-- WHAT TO WORK ON --
Pull out every line below holding the word "Zappone".

-- RECORDS SHOWN --
*** Begin section ***
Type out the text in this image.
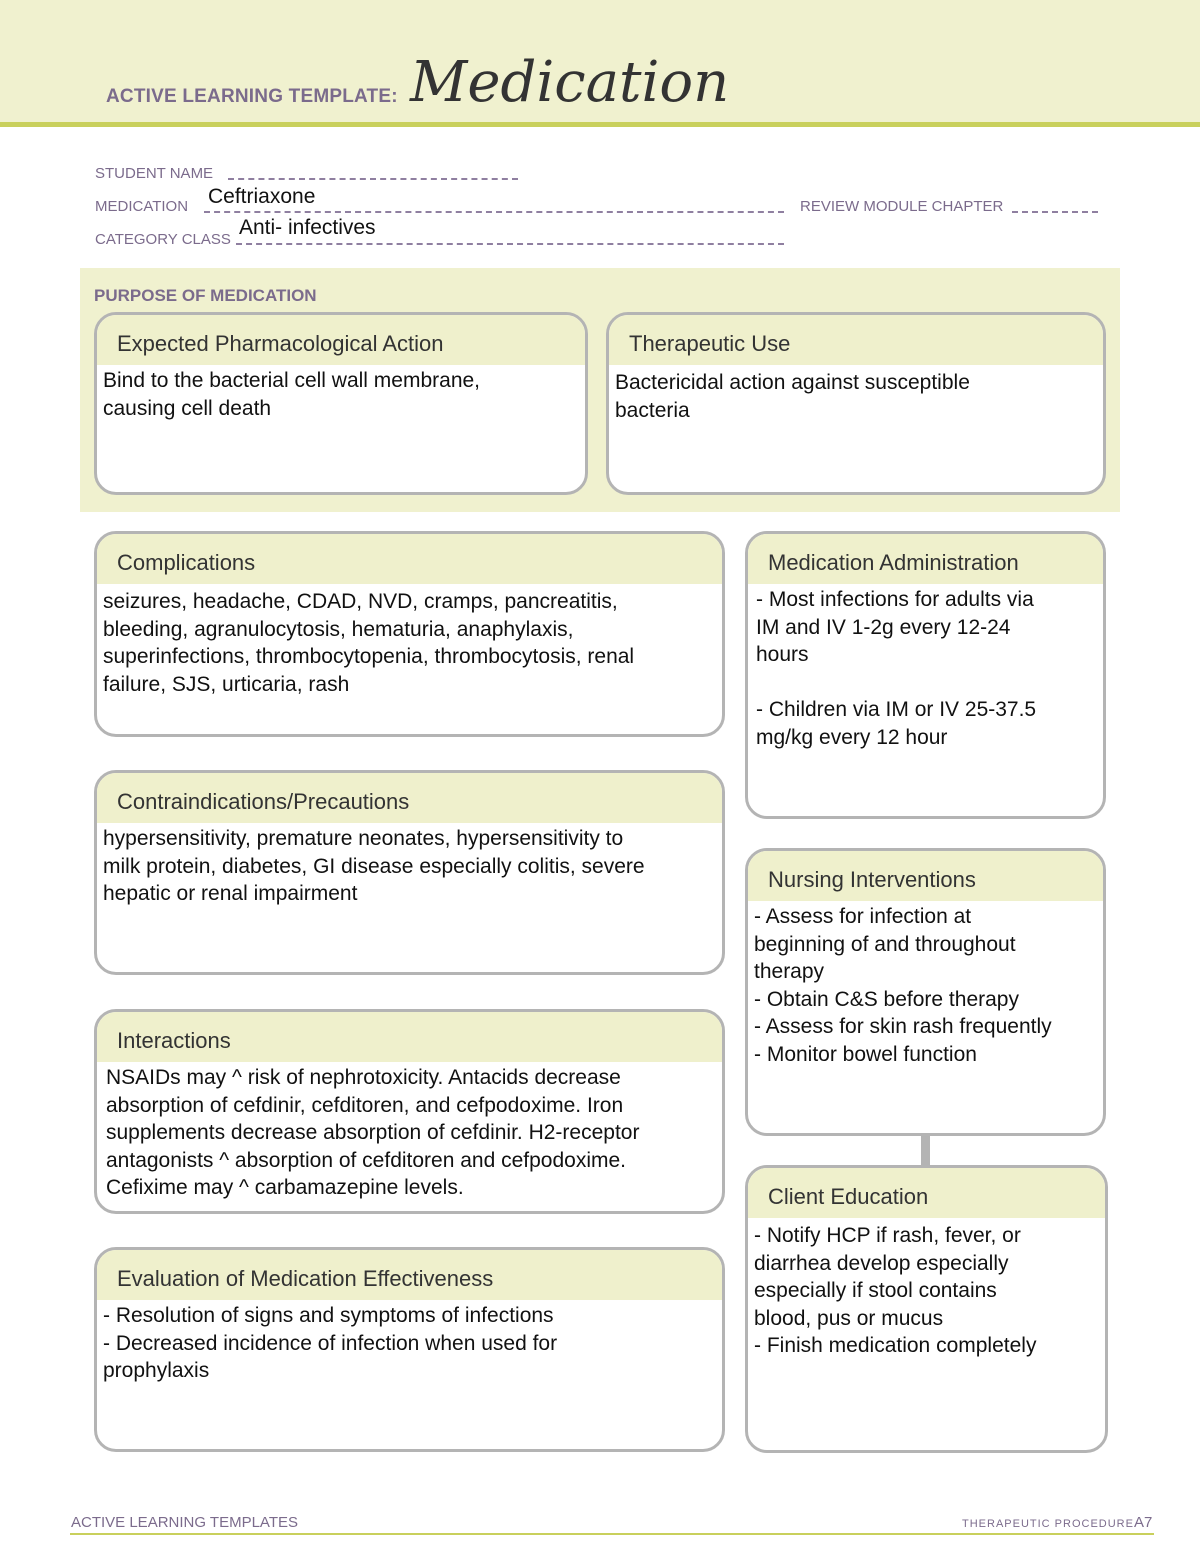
ACTIVE LEARNING TEMPLATE: Medication
STUDENT NAME
MEDICATION Ceftriaxone	REVIEW MODULE CHAPTER
CATEGORY CLASS
Anti- infectives
PURPOSE OF MEDICATION
Expected Pharmacological Action
Bind to the bacterial cell wall membrane,
causing cell death
Therapeutic Use
Bactericidal action against susceptible
bacteria
Complications
seizures, headache, CDAD, NVD, cramps, pancreatitis,
bleeding, agranulocytosis, hematuria, anaphylaxis,
superinfections, thrombocytopenia, thrombocytosis, renal
failure, SJS, urticaria, rash
Contraindications/Precautions
hypersensitivity, premature neonates, hypersensitivity to
milk protein, diabetes, GI disease especially colitis, severe
hepatic or renal impairment
Interactions
NSAIDs may ^ risk of nephrotoxicity. Antacids decrease
absorption of cefdinir, cefditoren, and cefpodoxime. Iron
supplements decrease absorption of cefdinir. H2-receptor
antagonists ^ absorption of cefditoren and cefpodoxime.
Cefixime may ^ carbamazepine levels.
Evaluation of Medication Effectiveness
- Resolution of signs and symptoms of infections
- Decreased incidence of infection when used for
prophylaxis
Medication Administration
- Most infections for adults via
IM and IV 1-2g every 12-24
hours

- Children via IM or IV 25-37.5
mg/kg every 12 hour
Nursing Interventions
- Assess for infection at
beginning of and throughout
therapy
- Obtain C&S before therapy
- Assess for skin rash frequently
- Monitor bowel function
Client Education
- Notify HCP if rash, fever, or
diarrhea develop especially
especially if stool contains
blood, pus or mucus
- Finish medication completely
ACTIVE LEARNING TEMPLATES	THERAPEUTIC PROCEDURE A7
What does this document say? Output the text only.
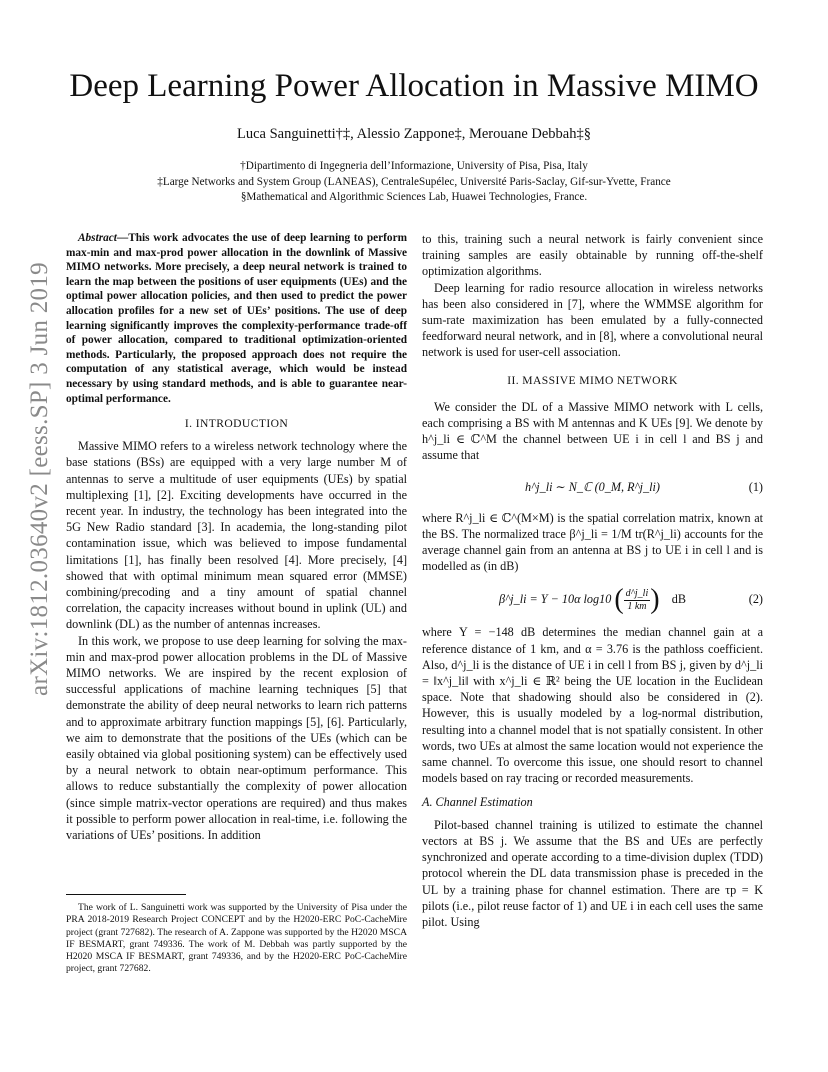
arXiv:1812.03640v2 [eess.SP] 3 Jun 2019
Deep Learning Power Allocation in Massive MIMO
Luca Sanguinetti†‡, Alessio Zappone‡, Merouane Debbah‡§
†Dipartimento di Ingegneria dell’Informazione, University of Pisa, Pisa, Italy
‡Large Networks and System Group (LANEAS), CentraleSupélec, Université Paris-Saclay, Gif-sur-Yvette, France
§Mathematical and Algorithmic Sciences Lab, Huawei Technologies, France.
Abstract—This work advocates the use of deep learning to perform max-min and max-prod power allocation in the downlink of Massive MIMO networks. More precisely, a deep neural network is trained to learn the map between the positions of user equipments (UEs) and the optimal power allocation policies, and then used to predict the power allocation profiles for a new set of UEs’ positions. The use of deep learning significantly improves the complexity-performance trade-off of power allocation, compared to traditional optimization-oriented methods. Particularly, the proposed approach does not require the computation of any statistical average, which would be instead necessary by using standard methods, and is able to guarantee near-optimal performance.
I. INTRODUCTION

Massive MIMO refers to a wireless network technology where the base stations (BSs) are equipped with a very large number M of antennas to serve a multitude of user equipments (UEs) by spatial multiplexing [1], [2]. Exciting developments have occurred in the recent year. In industry, the technology has been integrated into the 5G New Radio standard [3]. In academia, the long-standing pilot contamination issue, which was believed to impose fundamental limitations [1], has finally been resolved [4]. More precisely, [4] showed that with optimal minimum mean squared error (MMSE) combining/precoding and a tiny amount of spatial channel correlation, the capacity increases without bound in uplink (UL) and downlink (DL) as the number of antennas increases.

In this work, we propose to use deep learning for solving the max-min and max-prod power allocation problems in the DL of Massive MIMO networks. We are inspired by the recent explosion of successful applications of machine learning techniques [5] that demonstrate the ability of deep neural networks to learn rich patterns and to approximate arbitrary function mappings [5], [6]. Particularly, we aim to demonstrate that the positions of the UEs (which can be easily obtained via global positioning system) can be effectively used by a neural network to obtain near-optimum performance. This allows to reduce substantially the complexity of power allocation (since simple matrix-vector operations are required) and thus makes it possible to perform power allocation in real-time, i.e. following the variations of UEs’ positions. In addition

The work of L. Sanguinetti work was supported by the University of Pisa under the PRA 2018-2019 Research Project CONCEPT and by the H2020-ERC PoC-CacheMire project (grant 727682). The research of A. Zappone was supported by the H2020 MSCA IF BESMART, grant 749336. The work of M. Debbah was partly supported by the H2020 MSCA IF BESMART, grant 749336, and by the H2020-ERC PoC-CacheMire project, grant 727682.

to this, training such a neural network is fairly convenient since training samples are easily obtainable by running off-the-shelf optimization algorithms.

Deep learning for radio resource allocation in wireless networks has been also considered in [7], where the WMMSE algorithm for sum-rate maximization has been emulated by a fully-connected feedforward neural network, and in [8], where a convolutional neural network is used for user-cell association.

II. MASSIVE MIMO NETWORK

We consider the DL of a Massive MIMO network with L cells, each comprising a BS with M antennas and K UEs [9]. We denote by h^j_li ∈ ℂ^M the channel between UE i in cell l and BS j and assume that

h^j_li ∼ N_ℂ (0_M, R^j_li)	(1)

where R^j_li ∈ ℂ^(M×M) is the spatial correlation matrix, known at the BS. The normalized trace β^j_li = 1/M tr(R^j_li) accounts for the average channel gain from an antenna at BS j to UE i in cell l and is modelled as (in dB)

β^j_li = Υ − 10α log10 ( $\frac{d\^{}j\_li}{1 km}$ ) dB	(2)

where Υ = −148 dB determines the median channel gain at a reference distance of 1 km, and α = 3.76 is the pathloss coefficient. Also, d^j_li is the distance of UE i in cell l from BS j, given by d^j_li = ‖x^j_li‖ with x^j_li ∈ ℝ² being the UE location in the Euclidean space. Note that shadowing should also be considered in (2). However, this is usually modeled by a log-normal distribution, resulting into a channel model that is not spatially consistent. In other words, two UEs at almost the same location would not experience the same channel. To overcome this issue, one should resort to channel models based on ray tracing or recorded measurements.

A. Channel Estimation

Pilot-based channel training is utilized to estimate the channel vectors at BS j. We assume that the BS and UEs are perfectly synchronized and operate according to a time-division duplex (TDD) protocol wherein the DL data transmission phase is preceded in the UL by a training phase for channel estimation. There are τp = K pilots (i.e., pilot reuse factor of 1) and UE i in each cell uses the same pilot. Using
*** End section ***
-- YOUR SOLUTION --
Luca Sanguinetti†‡, Alessio Zappone‡, Merouane Debbah‡§
The work of L. Sanguinetti work was supported by the University of Pisa under the PRA 2018-2019 Research Project CONCEPT and by the H2020-ERC PoC-CacheMire project (grant 727682). The research of A. Zappone was supported by the H2020 MSCA IF BESMART, grant 749336. The work of M. Debbah was partly supported by the H2020 MSCA IF BESMART, grant 749336, and by the H2020-ERC PoC-CacheMire project, grant 727682.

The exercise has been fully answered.